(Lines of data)
··········

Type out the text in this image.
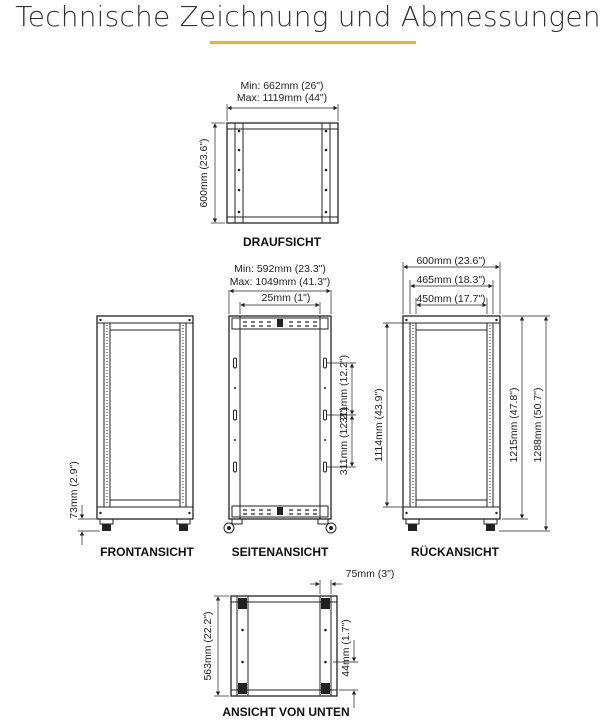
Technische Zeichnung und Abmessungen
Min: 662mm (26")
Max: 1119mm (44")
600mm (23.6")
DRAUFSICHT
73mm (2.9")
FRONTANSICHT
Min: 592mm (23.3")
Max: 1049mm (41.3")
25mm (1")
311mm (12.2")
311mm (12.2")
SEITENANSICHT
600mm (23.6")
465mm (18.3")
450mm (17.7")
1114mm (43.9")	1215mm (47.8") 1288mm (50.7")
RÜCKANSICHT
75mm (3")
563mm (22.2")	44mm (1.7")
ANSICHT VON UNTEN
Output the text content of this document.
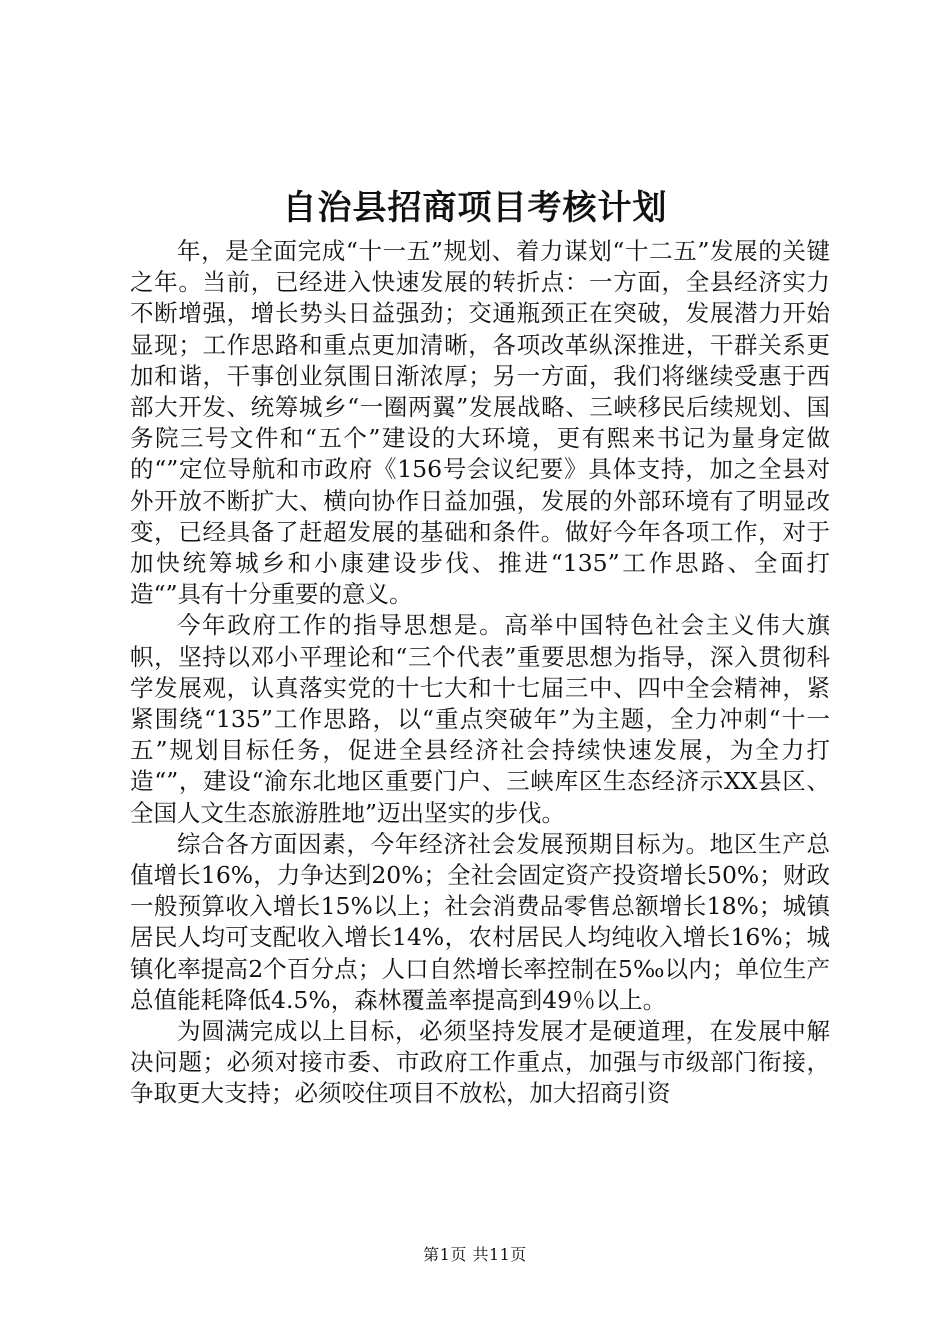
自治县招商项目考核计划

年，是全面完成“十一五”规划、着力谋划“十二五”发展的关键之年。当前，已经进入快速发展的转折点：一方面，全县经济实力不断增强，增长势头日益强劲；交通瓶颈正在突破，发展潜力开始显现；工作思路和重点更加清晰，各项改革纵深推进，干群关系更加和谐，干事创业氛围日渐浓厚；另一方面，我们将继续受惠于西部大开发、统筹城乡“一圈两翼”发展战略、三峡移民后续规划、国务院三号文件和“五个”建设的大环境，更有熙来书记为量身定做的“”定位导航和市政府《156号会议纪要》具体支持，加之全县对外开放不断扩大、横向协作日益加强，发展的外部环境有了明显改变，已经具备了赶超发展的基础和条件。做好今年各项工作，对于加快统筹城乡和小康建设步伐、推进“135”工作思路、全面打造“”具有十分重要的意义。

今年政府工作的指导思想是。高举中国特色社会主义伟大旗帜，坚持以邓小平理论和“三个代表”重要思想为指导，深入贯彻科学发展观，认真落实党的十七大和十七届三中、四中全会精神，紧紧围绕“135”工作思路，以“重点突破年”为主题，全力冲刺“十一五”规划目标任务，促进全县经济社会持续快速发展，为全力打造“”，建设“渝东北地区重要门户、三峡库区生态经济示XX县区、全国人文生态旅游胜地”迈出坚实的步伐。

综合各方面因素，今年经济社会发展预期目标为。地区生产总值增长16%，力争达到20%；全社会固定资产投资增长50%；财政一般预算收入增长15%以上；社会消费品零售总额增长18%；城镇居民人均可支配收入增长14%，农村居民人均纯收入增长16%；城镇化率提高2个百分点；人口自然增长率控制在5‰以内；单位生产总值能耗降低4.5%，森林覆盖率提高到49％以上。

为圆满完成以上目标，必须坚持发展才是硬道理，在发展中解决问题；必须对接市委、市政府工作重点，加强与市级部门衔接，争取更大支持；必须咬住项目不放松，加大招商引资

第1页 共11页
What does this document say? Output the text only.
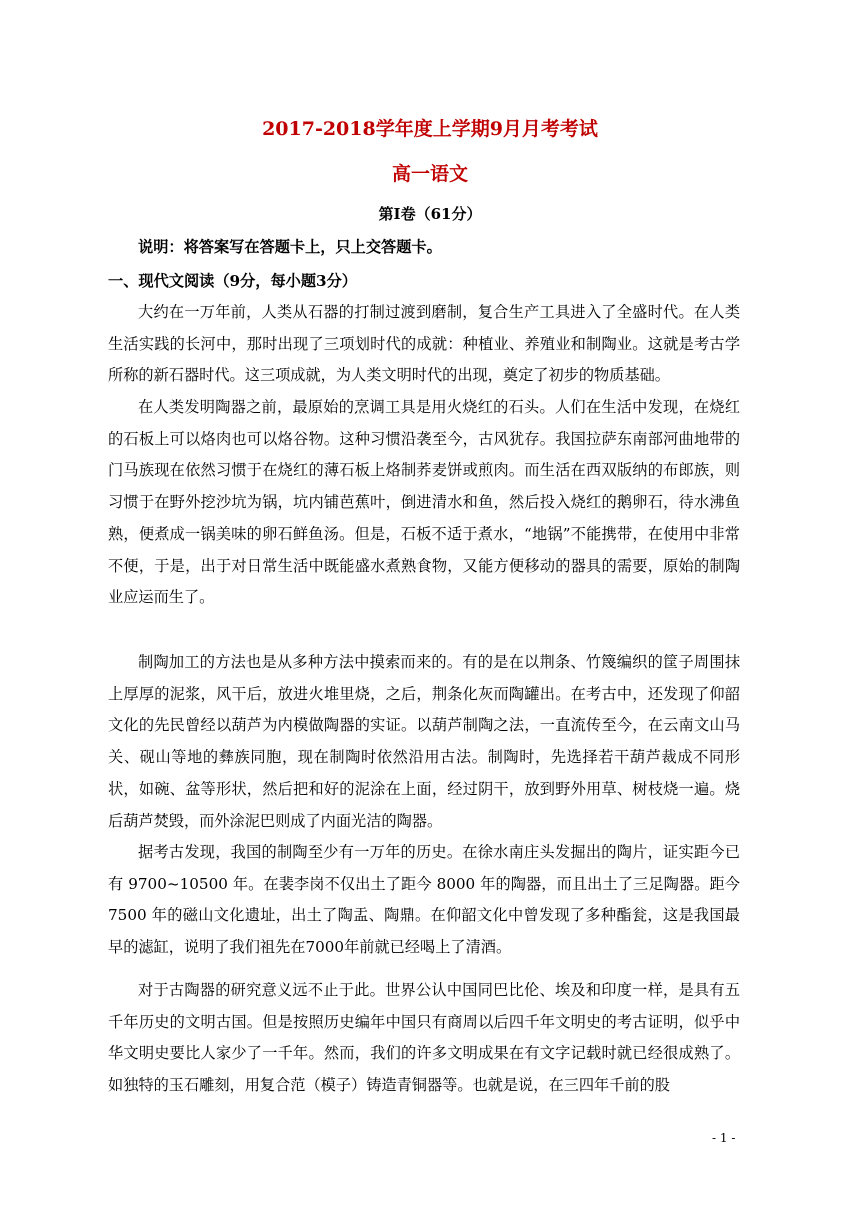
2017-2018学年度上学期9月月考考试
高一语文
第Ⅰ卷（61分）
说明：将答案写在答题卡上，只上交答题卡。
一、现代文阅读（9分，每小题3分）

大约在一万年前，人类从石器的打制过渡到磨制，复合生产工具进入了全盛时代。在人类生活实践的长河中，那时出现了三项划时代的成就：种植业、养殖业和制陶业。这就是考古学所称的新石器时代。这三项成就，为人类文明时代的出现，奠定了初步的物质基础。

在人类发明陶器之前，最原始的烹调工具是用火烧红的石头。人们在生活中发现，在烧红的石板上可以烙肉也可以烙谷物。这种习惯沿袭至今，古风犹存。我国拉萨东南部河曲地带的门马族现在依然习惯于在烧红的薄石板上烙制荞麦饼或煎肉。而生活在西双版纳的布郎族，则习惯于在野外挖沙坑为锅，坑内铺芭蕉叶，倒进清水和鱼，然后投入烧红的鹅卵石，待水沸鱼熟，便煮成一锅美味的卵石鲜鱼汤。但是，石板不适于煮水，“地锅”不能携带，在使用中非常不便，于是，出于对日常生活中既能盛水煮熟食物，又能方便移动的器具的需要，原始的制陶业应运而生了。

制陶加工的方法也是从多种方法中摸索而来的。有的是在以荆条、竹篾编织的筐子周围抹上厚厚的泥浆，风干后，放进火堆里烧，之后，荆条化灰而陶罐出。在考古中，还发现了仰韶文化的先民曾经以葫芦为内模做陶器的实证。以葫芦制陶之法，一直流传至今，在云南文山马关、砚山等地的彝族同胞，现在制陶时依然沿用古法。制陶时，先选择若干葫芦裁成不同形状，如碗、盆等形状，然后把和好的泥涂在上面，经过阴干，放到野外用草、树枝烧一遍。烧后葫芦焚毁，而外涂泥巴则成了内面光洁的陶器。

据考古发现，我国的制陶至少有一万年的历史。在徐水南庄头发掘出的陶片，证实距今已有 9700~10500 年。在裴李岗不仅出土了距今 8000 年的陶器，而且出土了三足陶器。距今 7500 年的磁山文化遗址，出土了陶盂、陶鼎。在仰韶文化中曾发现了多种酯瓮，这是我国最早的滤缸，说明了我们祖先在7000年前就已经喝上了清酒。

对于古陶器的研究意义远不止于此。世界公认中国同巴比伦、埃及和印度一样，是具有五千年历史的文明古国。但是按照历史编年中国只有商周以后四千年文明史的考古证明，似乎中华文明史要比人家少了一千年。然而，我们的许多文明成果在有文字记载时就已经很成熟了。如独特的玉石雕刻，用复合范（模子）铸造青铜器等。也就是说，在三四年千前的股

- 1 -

··········

Task instructions
Every record above must be given again exactly; drop the pictures.

Answer to the problem
Type out the text in this image.
Technische Zeichnung und Abmessungen
Min: 662mm (26")
Max: 1119mm (44")
600mm (23.6")
DRAUFSICHT
73mm (2.9")
FRONTANSICHT
Min: 592mm (23.3")
Max: 1049mm (41.3")
25mm (1")
311mm (12.2")
311mm (12.2")
SEITENANSICHT
600mm (23.6")
465mm (18.3")
450mm (17.7")
1114mm (43.9")	1215mm (47.8") 1288mm (50.7")
RÜCKANSICHT
75mm (3")
563mm (22.2")	44mm (1.7")
ANSICHT VON UNTEN
Output the text content of this document.
自治县招商项目考核计划

年，是全面完成“十一五”规划、着力谋划“十二五”发展的关键之年。当前，已经进入快速发展的转折点：一方面，全县经济实力不断增强，增长势头日益强劲；交通瓶颈正在突破，发展潜力开始显现；工作思路和重点更加清晰，各项改革纵深推进，干群关系更加和谐，干事创业氛围日渐浓厚；另一方面，我们将继续受惠于西部大开发、统筹城乡“一圈两翼”发展战略、三峡移民后续规划、国务院三号文件和“五个”建设的大环境，更有熙来书记为量身定做的“”定位导航和市政府《156号会议纪要》具体支持，加之全县对外开放不断扩大、横向协作日益加强，发展的外部环境有了明显改变，已经具备了赶超发展的基础和条件。做好今年各项工作，对于加快统筹城乡和小康建设步伐、推进“135”工作思路、全面打造“”具有十分重要的意义。

今年政府工作的指导思想是。高举中国特色社会主义伟大旗帜，坚持以邓小平理论和“三个代表”重要思想为指导，深入贯彻科学发展观，认真落实党的十七大和十七届三中、四中全会精神，紧紧围绕“135”工作思路，以“重点突破年”为主题，全力冲刺“十一五”规划目标任务，促进全县经济社会持续快速发展，为全力打造“”，建设“渝东北地区重要门户、三峡库区生态经济示XX县区、全国人文生态旅游胜地”迈出坚实的步伐。

综合各方面因素，今年经济社会发展预期目标为。地区生产总值增长16%，力争达到20%；全社会固定资产投资增长50%；财政一般预算收入增长15%以上；社会消费品零售总额增长18%；城镇居民人均可支配收入增长14%，农村居民人均纯收入增长16%；城镇化率提高2个百分点；人口自然增长率控制在5‰以内；单位生产总值能耗降低4.5%，森林覆盖率提高到49％以上。

为圆满完成以上目标，必须坚持发展才是硬道理，在发展中解决问题；必须对接市委、市政府工作重点，加强与市级部门衔接，争取更大支持；必须咬住项目不放松，加大招商引资

第1页 共11页
What does this document say? Output the text only.
2017-2018学年度上学期9月月考考试
高一语文
第Ⅰ卷（61分）
说明：将答案写在答题卡上，只上交答题卡。
一、现代文阅读（9分，每小题3分）

大约在一万年前，人类从石器的打制过渡到磨制，复合生产工具进入了全盛时代。在人类生活实践的长河中，那时出现了三项划时代的成就：种植业、养殖业和制陶业。这就是考古学所称的新石器时代。这三项成就，为人类文明时代的出现，奠定了初步的物质基础。

在人类发明陶器之前，最原始的烹调工具是用火烧红的石头。人们在生活中发现，在烧红的石板上可以烙肉也可以烙谷物。这种习惯沿袭至今，古风犹存。我国拉萨东南部河曲地带的门马族现在依然习惯于在烧红的薄石板上烙制荞麦饼或煎肉。而生活在西双版纳的布郎族，则习惯于在野外挖沙坑为锅，坑内铺芭蕉叶，倒进清水和鱼，然后投入烧红的鹅卵石，待水沸鱼熟，便煮成一锅美味的卵石鲜鱼汤。但是，石板不适于煮水，“地锅”不能携带，在使用中非常不便，于是，出于对日常生活中既能盛水煮熟食物，又能方便移动的器具的需要，原始的制陶业应运而生了。

制陶加工的方法也是从多种方法中摸索而来的。有的是在以荆条、竹篾编织的筐子周围抹上厚厚的泥浆，风干后，放进火堆里烧，之后，荆条化灰而陶罐出。在考古中，还发现了仰韶文化的先民曾经以葫芦为内模做陶器的实证。以葫芦制陶之法，一直流传至今，在云南文山马关、砚山等地的彝族同胞，现在制陶时依然沿用古法。制陶时，先选择若干葫芦裁成不同形状，如碗、盆等形状，然后把和好的泥涂在上面，经过阴干，放到野外用草、树枝烧一遍。烧后葫芦焚毁，而外涂泥巴则成了内面光洁的陶器。

据考古发现，我国的制陶至少有一万年的历史。在徐水南庄头发掘出的陶片，证实距今已有 9700~10500 年。在裴李岗不仅出土了距今 8000 年的陶器，而且出土了三足陶器。距今 7500 年的磁山文化遗址，出土了陶盂、陶鼎。在仰韶文化中曾发现了多种酯瓮，这是我国最早的滤缸，说明了我们祖先在7000年前就已经喝上了清酒。

对于古陶器的研究意义远不止于此。世界公认中国同巴比伦、埃及和印度一样，是具有五千年历史的文明古国。但是按照历史编年中国只有商周以后四千年文明史的考古证明，似乎中华文明史要比人家少了一千年。然而，我们的许多文明成果在有文字记载时就已经很成熟了。如独特的玉石雕刻，用复合范（模子）铸造青铜器等。也就是说，在三四年千前的股

- 1 -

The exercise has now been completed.